-- AIM OF THE TASK --
Set down the material once more, exactly as it appears.

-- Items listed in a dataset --
[Start]

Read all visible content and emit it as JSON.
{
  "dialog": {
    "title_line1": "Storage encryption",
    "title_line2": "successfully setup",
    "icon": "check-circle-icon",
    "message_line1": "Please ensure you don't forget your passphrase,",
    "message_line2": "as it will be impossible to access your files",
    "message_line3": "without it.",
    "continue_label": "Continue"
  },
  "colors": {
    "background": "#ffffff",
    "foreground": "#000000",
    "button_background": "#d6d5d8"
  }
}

[End]

-- RESPONSE TO THE TASK --
Read all visible content and emit it as JSON.
{
  "dialog": {
    "title_line1": "Storage encryption",
    "title_line2": "successfully setup",
    "icon": "check-circle-icon",
    "message_line1": "Please ensure you don't forget your passphrase,",
    "message_line2": "as it will be impossible to access your files",
    "message_line3": "without it.",
    "continue_label": "Continue"
  },
  "colors": {
    "background": "#ffffff",
    "foreground": "#000000",
    "button_background": "#d6d5d8"
  }
}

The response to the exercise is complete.